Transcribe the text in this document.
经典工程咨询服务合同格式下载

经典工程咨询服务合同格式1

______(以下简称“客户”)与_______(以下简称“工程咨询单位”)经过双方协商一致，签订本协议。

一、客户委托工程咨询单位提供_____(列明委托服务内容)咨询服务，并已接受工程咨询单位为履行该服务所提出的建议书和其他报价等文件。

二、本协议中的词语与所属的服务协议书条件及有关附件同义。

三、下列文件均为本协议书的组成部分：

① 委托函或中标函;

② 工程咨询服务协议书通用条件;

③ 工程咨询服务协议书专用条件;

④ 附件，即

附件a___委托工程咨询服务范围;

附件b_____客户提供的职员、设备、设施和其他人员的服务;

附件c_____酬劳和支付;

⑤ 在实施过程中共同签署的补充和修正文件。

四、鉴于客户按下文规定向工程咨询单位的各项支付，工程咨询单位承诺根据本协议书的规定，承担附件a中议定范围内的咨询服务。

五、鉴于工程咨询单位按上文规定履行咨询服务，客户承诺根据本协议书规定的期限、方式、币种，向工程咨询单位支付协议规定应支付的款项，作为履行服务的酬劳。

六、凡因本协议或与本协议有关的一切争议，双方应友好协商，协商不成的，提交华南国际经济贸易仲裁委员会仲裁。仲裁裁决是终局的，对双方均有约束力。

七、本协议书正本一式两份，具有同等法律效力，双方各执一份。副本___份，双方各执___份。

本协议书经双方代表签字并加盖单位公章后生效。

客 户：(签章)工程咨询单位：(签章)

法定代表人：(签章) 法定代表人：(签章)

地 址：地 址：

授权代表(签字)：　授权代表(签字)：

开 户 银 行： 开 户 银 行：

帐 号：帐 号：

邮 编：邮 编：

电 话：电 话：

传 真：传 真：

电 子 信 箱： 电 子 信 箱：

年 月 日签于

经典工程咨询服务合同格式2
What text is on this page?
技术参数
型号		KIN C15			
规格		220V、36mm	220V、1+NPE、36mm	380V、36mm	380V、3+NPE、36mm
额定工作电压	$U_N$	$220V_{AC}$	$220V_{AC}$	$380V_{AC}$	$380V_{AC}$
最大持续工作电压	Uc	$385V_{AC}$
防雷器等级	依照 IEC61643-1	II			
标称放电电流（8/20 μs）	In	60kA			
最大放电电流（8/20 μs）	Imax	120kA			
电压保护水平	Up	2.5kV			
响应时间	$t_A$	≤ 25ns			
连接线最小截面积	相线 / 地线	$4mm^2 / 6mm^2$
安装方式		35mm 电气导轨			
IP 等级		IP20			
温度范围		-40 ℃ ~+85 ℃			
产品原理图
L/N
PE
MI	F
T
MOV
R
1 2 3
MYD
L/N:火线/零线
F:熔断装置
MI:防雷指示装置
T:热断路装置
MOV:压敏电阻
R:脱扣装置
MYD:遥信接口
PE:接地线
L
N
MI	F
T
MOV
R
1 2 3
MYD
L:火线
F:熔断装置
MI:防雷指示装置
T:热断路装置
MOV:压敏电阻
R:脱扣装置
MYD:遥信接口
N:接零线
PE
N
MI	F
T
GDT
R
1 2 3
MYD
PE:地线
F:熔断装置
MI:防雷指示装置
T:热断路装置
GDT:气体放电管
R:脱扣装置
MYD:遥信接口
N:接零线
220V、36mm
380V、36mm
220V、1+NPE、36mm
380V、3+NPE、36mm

----

→ To do: Quote all of the entries exactly as they appear.

→ Response below:
Transcribe the text in this document.
经典工程咨询服务合同格式下载

经典工程咨询服务合同格式1

______(以下简称“客户”)与_______(以下简称“工程咨询单位”)经过双方协商一致，签订本协议。

一、客户委托工程咨询单位提供_____(列明委托服务内容)咨询服务，并已接受工程咨询单位为履行该服务所提出的建议书和其他报价等文件。

二、本协议中的词语与所属的服务协议书条件及有关附件同义。

三、下列文件均为本协议书的组成部分：

① 委托函或中标函;

② 工程咨询服务协议书通用条件;

③ 工程咨询服务协议书专用条件;

④ 附件，即

附件a___委托工程咨询服务范围;

附件b_____客户提供的职员、设备、设施和其他人员的服务;

附件c_____酬劳和支付;

⑤ 在实施过程中共同签署的补充和修正文件。

四、鉴于客户按下文规定向工程咨询单位的各项支付，工程咨询单位承诺根据本协议书的规定，承担附件a中议定范围内的咨询服务。

五、鉴于工程咨询单位按上文规定履行咨询服务，客户承诺根据本协议书规定的期限、方式、币种，向工程咨询单位支付协议规定应支付的款项，作为履行服务的酬劳。

六、凡因本协议或与本协议有关的一切争议，双方应友好协商，协商不成的，提交华南国际经济贸易仲裁委员会仲裁。仲裁裁决是终局的，对双方均有约束力。

七、本协议书正本一式两份，具有同等法律效力，双方各执一份。副本___份，双方各执___份。

本协议书经双方代表签字并加盖单位公章后生效。

客 户：(签章)工程咨询单位：(签章)

法定代表人：(签章) 法定代表人：(签章)

地 址：地 址：

授权代表(签字)：　授权代表(签字)：

开 户 银 行： 开 户 银 行：

帐 号：帐 号：

邮 编：邮 编：

电 话：电 话：

传 真：传 真：

电 子 信 箱： 电 子 信 箱：

年 月 日签于

经典工程咨询服务合同格式2
What text is on this page?
技术参数
型号		KIN C15			
规格		220V、36mm	220V、1+NPE、36mm	380V、36mm	380V、3+NPE、36mm
额定工作电压	$U_N$	$220V_{AC}$	$220V_{AC}$	$380V_{AC}$	$380V_{AC}$
最大持续工作电压	Uc	$385V_{AC}$
防雷器等级	依照 IEC61643-1	II			
标称放电电流（8/20 μs）	In	60kA			
最大放电电流（8/20 μs）	Imax	120kA			
电压保护水平	Up	2.5kV			
响应时间	$t_A$	≤ 25ns			
连接线最小截面积	相线 / 地线	$4mm^2 / 6mm^2$
安装方式		35mm 电气导轨			
IP 等级		IP20			
温度范围		-40 ℃ ~+85 ℃			
产品原理图
L/N
PE
MI	F
T
MOV
R
1 2 3
MYD
L/N:火线/零线
F:熔断装置
MI:防雷指示装置
T:热断路装置
MOV:压敏电阻
R:脱扣装置
MYD:遥信接口
PE:接地线
L
N
MI	F
T
MOV
R
1 2 3
MYD
L:火线
F:熔断装置
MI:防雷指示装置
T:热断路装置
MOV:压敏电阻
R:脱扣装置
MYD:遥信接口
N:接零线
PE
N
MI	F
T
GDT
R
1 2 3
MYD
PE:地线
F:熔断装置
MI:防雷指示装置
T:热断路装置
GDT:气体放电管
R:脱扣装置
MYD:遥信接口
N:接零线
220V、36mm
380V、36mm
220V、1+NPE、36mm
380V、3+NPE、36mm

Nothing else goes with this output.